— start of Material for this task —

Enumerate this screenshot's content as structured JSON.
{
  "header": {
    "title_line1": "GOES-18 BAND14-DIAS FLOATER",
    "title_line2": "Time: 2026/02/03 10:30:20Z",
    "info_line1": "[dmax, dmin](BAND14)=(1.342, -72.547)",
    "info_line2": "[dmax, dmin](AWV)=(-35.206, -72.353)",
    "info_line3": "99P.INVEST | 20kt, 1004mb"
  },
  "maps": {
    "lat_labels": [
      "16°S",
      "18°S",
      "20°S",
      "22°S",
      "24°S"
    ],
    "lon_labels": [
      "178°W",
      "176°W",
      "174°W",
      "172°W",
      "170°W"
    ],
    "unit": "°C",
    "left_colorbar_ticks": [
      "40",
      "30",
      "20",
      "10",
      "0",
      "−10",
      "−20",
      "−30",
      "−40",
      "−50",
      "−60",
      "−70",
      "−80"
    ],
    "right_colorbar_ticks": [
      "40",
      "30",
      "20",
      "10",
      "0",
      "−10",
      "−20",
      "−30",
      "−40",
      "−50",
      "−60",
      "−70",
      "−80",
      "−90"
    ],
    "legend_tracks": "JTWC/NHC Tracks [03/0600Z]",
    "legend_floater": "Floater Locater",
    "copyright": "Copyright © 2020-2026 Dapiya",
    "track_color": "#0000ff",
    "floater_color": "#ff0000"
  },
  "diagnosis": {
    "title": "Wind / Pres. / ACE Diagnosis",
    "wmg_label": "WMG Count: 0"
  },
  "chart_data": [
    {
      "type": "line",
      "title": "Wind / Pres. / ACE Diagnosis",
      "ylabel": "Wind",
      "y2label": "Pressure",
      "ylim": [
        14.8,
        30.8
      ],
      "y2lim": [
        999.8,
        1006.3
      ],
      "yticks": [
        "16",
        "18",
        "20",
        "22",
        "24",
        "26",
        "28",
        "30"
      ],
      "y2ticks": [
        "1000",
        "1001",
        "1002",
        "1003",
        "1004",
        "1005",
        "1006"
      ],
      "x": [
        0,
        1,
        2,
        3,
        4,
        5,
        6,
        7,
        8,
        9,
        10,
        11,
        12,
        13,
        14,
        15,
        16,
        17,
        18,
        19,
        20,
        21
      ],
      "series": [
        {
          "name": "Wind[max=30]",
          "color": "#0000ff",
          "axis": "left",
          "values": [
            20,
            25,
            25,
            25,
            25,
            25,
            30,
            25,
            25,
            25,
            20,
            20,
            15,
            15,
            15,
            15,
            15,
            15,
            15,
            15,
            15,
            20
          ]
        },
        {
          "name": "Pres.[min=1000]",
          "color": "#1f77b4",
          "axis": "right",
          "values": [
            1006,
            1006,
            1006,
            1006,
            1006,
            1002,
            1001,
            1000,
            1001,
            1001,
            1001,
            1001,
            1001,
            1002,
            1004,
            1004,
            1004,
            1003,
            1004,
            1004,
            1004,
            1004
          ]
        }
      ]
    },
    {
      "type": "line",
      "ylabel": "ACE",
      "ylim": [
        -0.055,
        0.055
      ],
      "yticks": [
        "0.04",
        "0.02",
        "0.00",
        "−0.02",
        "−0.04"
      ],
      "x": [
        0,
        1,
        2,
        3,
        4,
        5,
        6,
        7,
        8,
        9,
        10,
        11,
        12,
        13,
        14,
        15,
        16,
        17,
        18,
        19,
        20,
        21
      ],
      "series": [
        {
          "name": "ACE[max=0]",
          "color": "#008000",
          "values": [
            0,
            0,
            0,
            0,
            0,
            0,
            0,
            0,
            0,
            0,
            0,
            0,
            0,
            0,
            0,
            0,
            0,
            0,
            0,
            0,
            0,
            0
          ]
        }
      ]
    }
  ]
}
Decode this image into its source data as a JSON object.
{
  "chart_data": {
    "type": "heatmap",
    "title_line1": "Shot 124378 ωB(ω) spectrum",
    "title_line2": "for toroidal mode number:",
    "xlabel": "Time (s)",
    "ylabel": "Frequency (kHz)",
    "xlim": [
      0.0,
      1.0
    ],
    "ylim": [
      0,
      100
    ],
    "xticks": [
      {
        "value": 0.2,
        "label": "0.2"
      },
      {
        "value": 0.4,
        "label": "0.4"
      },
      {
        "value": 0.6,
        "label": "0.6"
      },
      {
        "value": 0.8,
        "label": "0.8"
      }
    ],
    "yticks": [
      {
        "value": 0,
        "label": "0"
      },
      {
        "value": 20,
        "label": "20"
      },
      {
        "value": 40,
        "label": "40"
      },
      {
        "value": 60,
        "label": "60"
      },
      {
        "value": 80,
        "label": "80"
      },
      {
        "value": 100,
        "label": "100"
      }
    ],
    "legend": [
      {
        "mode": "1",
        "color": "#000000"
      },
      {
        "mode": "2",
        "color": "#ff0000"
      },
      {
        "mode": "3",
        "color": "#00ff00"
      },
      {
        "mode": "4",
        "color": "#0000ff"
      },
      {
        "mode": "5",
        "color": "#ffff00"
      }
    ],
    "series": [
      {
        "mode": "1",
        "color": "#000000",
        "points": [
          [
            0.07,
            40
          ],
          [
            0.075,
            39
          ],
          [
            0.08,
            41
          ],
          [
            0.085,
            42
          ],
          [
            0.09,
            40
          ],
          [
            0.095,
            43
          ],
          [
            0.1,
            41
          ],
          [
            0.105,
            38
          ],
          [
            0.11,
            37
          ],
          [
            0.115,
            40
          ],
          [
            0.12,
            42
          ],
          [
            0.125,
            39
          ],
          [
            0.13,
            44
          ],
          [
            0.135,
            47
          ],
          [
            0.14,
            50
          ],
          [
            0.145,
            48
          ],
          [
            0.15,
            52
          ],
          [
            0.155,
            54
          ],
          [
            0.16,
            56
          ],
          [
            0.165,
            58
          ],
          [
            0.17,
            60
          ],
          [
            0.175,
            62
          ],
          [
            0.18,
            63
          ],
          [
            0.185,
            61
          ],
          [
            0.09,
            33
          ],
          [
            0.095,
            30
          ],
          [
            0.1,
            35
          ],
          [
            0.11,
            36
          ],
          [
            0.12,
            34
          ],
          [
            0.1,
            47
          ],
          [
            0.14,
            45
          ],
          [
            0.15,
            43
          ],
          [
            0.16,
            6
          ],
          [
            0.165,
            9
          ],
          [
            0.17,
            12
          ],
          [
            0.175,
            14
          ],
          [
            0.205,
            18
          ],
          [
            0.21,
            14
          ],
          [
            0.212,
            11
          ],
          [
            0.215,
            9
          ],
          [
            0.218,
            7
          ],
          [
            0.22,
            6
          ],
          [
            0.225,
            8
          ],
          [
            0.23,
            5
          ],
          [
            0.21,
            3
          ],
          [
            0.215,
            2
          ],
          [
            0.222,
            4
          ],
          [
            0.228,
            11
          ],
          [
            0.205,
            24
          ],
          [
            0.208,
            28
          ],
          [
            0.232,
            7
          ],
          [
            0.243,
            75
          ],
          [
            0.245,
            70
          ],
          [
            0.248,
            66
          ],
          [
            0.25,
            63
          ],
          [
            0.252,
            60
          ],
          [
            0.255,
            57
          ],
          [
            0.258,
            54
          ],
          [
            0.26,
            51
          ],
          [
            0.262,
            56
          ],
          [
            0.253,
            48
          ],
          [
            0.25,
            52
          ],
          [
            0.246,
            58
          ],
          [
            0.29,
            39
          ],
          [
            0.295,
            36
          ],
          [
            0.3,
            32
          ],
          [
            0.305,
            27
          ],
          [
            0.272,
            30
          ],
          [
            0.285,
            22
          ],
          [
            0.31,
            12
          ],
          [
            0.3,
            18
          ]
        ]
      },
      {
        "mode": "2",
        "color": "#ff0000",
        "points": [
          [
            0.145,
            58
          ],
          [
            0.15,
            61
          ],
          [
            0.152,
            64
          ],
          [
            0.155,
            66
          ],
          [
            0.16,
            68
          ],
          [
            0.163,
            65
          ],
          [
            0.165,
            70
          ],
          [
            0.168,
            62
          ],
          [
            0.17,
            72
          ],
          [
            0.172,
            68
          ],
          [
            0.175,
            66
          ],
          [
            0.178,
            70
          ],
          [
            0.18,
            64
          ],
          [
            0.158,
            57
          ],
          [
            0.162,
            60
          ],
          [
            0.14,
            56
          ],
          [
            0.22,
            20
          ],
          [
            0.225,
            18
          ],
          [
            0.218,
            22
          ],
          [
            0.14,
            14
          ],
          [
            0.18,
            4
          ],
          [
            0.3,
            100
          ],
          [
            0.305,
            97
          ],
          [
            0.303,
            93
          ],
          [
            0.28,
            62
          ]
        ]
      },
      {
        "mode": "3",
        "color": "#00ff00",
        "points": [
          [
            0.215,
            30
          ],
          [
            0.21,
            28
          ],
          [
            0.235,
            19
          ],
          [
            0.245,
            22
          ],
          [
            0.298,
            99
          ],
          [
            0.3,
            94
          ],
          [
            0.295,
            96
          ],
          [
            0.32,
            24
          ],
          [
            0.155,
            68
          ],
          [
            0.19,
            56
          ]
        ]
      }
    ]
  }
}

— end of Material for this task —

- **The problem**: Report only how many lines in the listing contain the string "ylabel".

- **The output**: 3